* [Stored data]
□ □ □

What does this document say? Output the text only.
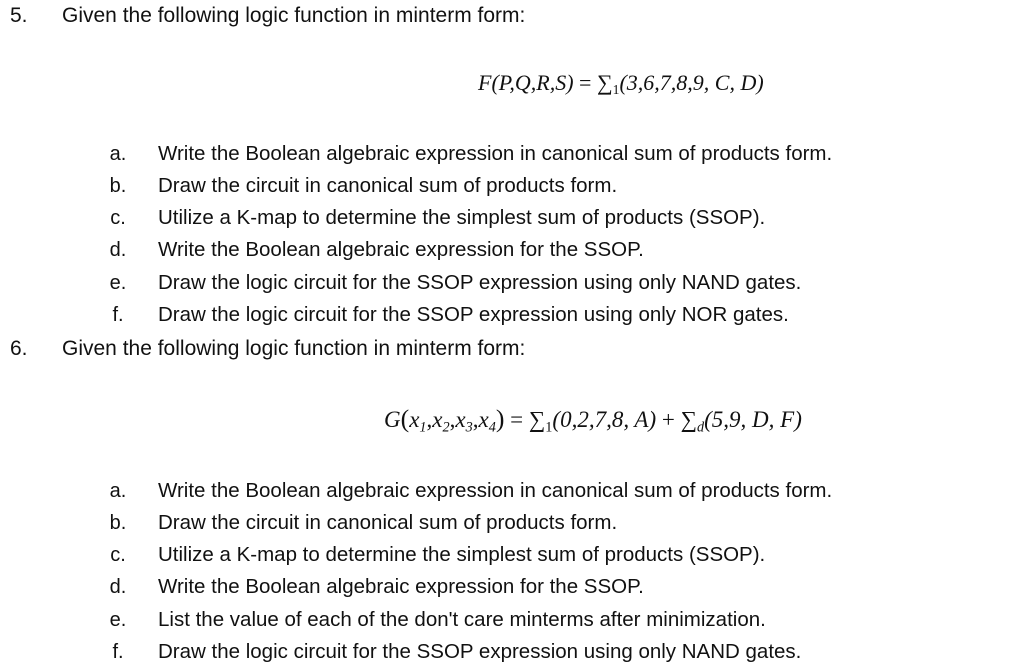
5. Given the following logic function in minterm form:
$F(P,Q,R,S) = \sum_1(3,6,7,8,9$, C, D)
a. Write the Boolean algebraic expression in canonical sum of products form.
b. Draw the circuit in canonical sum of products form.
c. Utilize a K-map to determine the simplest sum of products (SSOP).
d. Write the Boolean algebraic expression for the SSOP.
e. Draw the logic circuit for the SSOP expression using only NAND gates.
f. Draw the logic circuit for the SSOP expression using only NOR gates.
6. Given the following logic function in minterm form:
$G(x_1,x_2,x_3,x_4) = \sum_1(0,2,7,8$, $A) + \sum_d(5,9$, D, F)
a. Write the Boolean algebraic expression in canonical sum of products form.
b. Draw the circuit in canonical sum of products form.
c. Utilize a K-map to determine the simplest sum of products (SSOP).
d. Write the Boolean algebraic expression for the SSOP.
e. List the value of each of the don't care minterms after minimization.
f. Draw the logic circuit for the SSOP expression using only NAND gates.
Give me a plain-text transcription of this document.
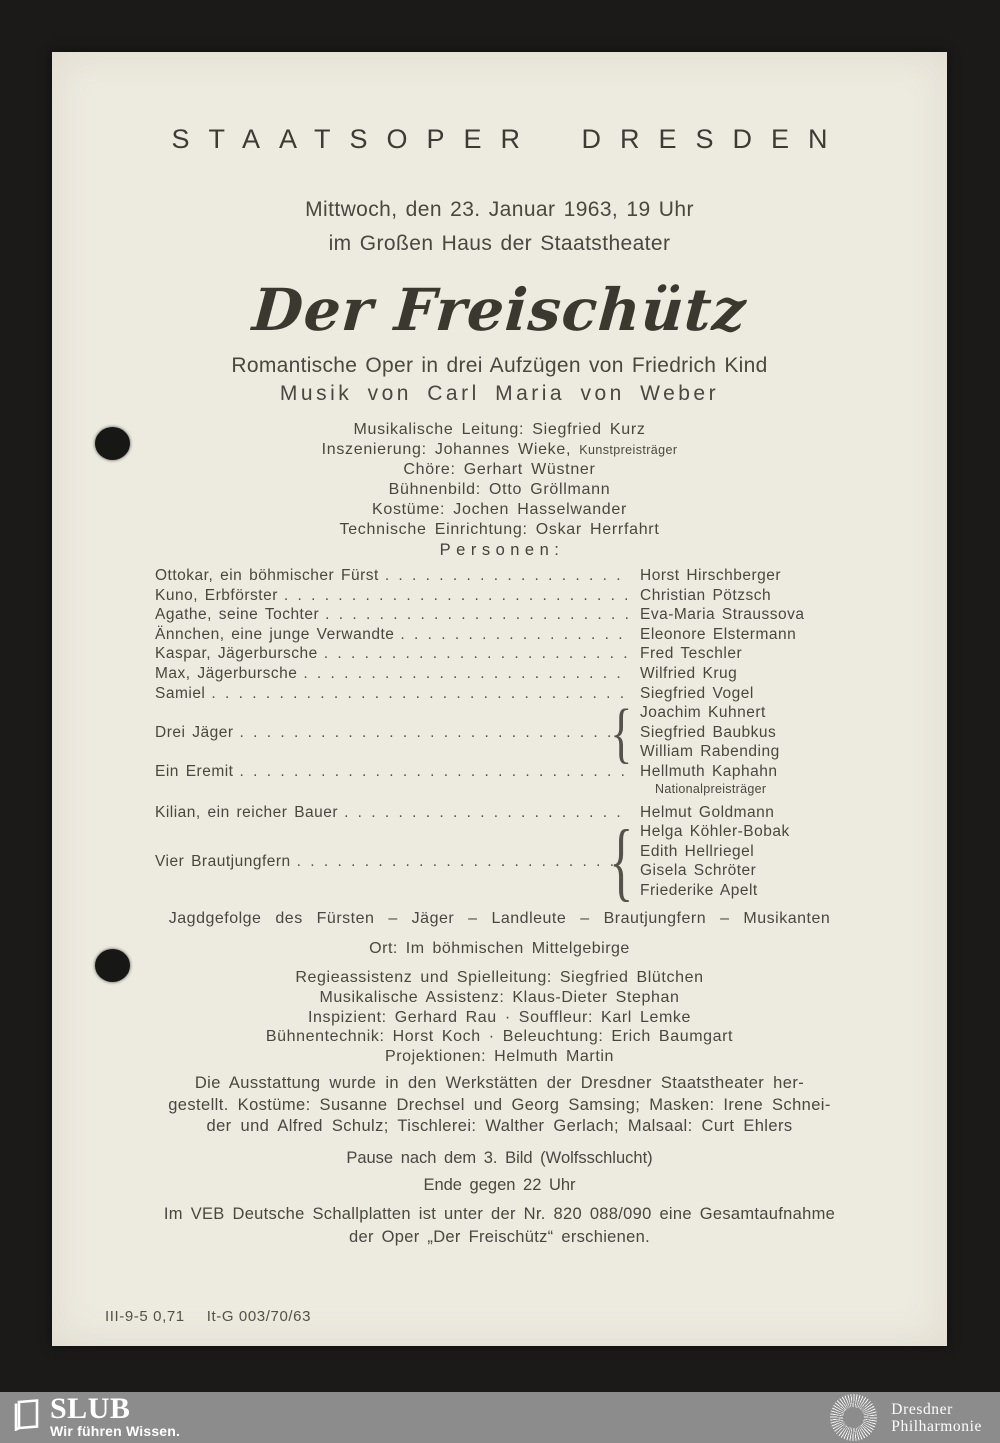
STAATSOPER DRESDEN
Mittwoch, den 23. Januar 1963, 19 Uhr
im Großen Haus der Staatstheater
Der Freischütz
Romantische Oper in drei Aufzügen von Friedrich Kind
Musik von Carl Maria von Weber
Musikalische Leitung: Siegfried Kurz
Inszenierung: Johannes Wieke, Kunstpreisträger
Chöre: Gerhart Wüstner
Bühnenbild: Otto Gröllmann
Kostüme: Jochen Hasselwander
Technische Einrichtung: Oskar Herrfahrt
Personen:
Ottokar, ein böhmischer Fürst . . .	Horst Hirschberger
Kuno, Erbförster . . .	Christian Pötzsch
Agathe, seine Tochter . . .	Eva-Maria Straussova
Ännchen, eine junge Verwandte . . .	Eleonore Elstermann
Kaspar, Jägerbursche . . .	Fred Teschler
Max, Jägerbursche . . .	Wilfried Krug
Samiel . . .	Siegfried Vogel
Drei Jäger . . .	{ Joachim Kuhnert
Siegfried Baubkus
William Rabending
Ein Eremit . . .	Hellmuth Kaphahn
Nationalpreisträger
Kilian, ein reicher Bauer . . .	Helmut Goldmann
Vier Brautjungfern . . .	{ Helga Köhler-Bobak
Edith Hellriegel
Gisela Schröter
Friederike Apelt
Jagdgefolge des Fürsten – Jäger – Landleute – Brautjungfern – Musikanten
Ort: Im böhmischen Mittelgebirge
Regieassistenz und Spielleitung: Siegfried Blütchen
Musikalische Assistenz: Klaus-Dieter Stephan
Inspizient: Gerhard Rau · Souffleur: Karl Lemke
Bühnentechnik: Horst Koch · Beleuchtung: Erich Baumgart
Projektionen: Helmuth Martin
Die Ausstattung wurde in den Werkstätten der Dresdner Staatstheater her-
gestellt. Kostüme: Susanne Drechsel und Georg Samsing; Masken: Irene Schnei-
der und Alfred Schulz; Tischlerei: Walther Gerlach; Malsaal: Curt Ehlers
Pause nach dem 3. Bild (Wolfsschlucht)
Ende gegen 22 Uhr
Im VEB Deutsche Schallplatten ist unter der Nr. 820 088/090 eine Gesamtaufnahme
der Oper „Der Freischütz“ erschienen.
III-9-5 0,71 It-G 003/70/63
SLUB
Wir führen Wissen.
Dresdner
Philharmonie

□ □ □

* [Task statement] Write the entries above out again exactly, but not the pictures.

* [Answer to the task]
What does this document say? Output the text only.
5. Given the following logic function in minterm form:
$F(P,Q,R,S) = \sum_1(3,6,7,8,9$, C, D)
a. Write the Boolean algebraic expression in canonical sum of products form.
b. Draw the circuit in canonical sum of products form.
c. Utilize a K-map to determine the simplest sum of products (SSOP).
d. Write the Boolean algebraic expression for the SSOP.
e. Draw the logic circuit for the SSOP expression using only NAND gates.
f. Draw the logic circuit for the SSOP expression using only NOR gates.
6. Given the following logic function in minterm form:
$G(x_1,x_2,x_3,x_4) = \sum_1(0,2,7,8$, $A) + \sum_d(5,9$, D, F)
a. Write the Boolean algebraic expression in canonical sum of products form.
b. Draw the circuit in canonical sum of products form.
c. Utilize a K-map to determine the simplest sum of products (SSOP).
d. Write the Boolean algebraic expression for the SSOP.
e. List the value of each of the don't care minterms after minimization.
f. Draw the logic circuit for the SSOP expression using only NAND gates.
Give me a plain-text transcription of this document.
STAATSOPER DRESDEN
Mittwoch, den 23. Januar 1963, 19 Uhr
im Großen Haus der Staatstheater
Der Freischütz
Romantische Oper in drei Aufzügen von Friedrich Kind
Musik von Carl Maria von Weber
Musikalische Leitung: Siegfried Kurz
Inszenierung: Johannes Wieke, Kunstpreisträger
Chöre: Gerhart Wüstner
Bühnenbild: Otto Gröllmann
Kostüme: Jochen Hasselwander
Technische Einrichtung: Oskar Herrfahrt
Personen:
Ottokar, ein böhmischer Fürst . . .	Horst Hirschberger
Kuno, Erbförster . . .	Christian Pötzsch
Agathe, seine Tochter . . .	Eva-Maria Straussova
Ännchen, eine junge Verwandte . . .	Eleonore Elstermann
Kaspar, Jägerbursche . . .	Fred Teschler
Max, Jägerbursche . . .	Wilfried Krug
Samiel . . .	Siegfried Vogel
Drei Jäger . . .	{ Joachim Kuhnert
Siegfried Baubkus
William Rabending
Ein Eremit . . .	Hellmuth Kaphahn
Nationalpreisträger
Kilian, ein reicher Bauer . . .	Helmut Goldmann
Vier Brautjungfern . . .	{ Helga Köhler-Bobak
Edith Hellriegel
Gisela Schröter
Friederike Apelt
Jagdgefolge des Fürsten – Jäger – Landleute – Brautjungfern – Musikanten
Ort: Im böhmischen Mittelgebirge
Regieassistenz und Spielleitung: Siegfried Blütchen
Musikalische Assistenz: Klaus-Dieter Stephan
Inspizient: Gerhard Rau · Souffleur: Karl Lemke
Bühnentechnik: Horst Koch · Beleuchtung: Erich Baumgart
Projektionen: Helmuth Martin
Die Ausstattung wurde in den Werkstätten der Dresdner Staatstheater her-
gestellt. Kostüme: Susanne Drechsel und Georg Samsing; Masken: Irene Schnei-
der und Alfred Schulz; Tischlerei: Walther Gerlach; Malsaal: Curt Ehlers
Pause nach dem 3. Bild (Wolfsschlucht)
Ende gegen 22 Uhr
Im VEB Deutsche Schallplatten ist unter der Nr. 820 088/090 eine Gesamtaufnahme
der Oper „Der Freischütz“ erschienen.
III-9-5 0,71 It-G 003/70/63
SLUB
Wir führen Wissen.
Dresdner
Philharmonie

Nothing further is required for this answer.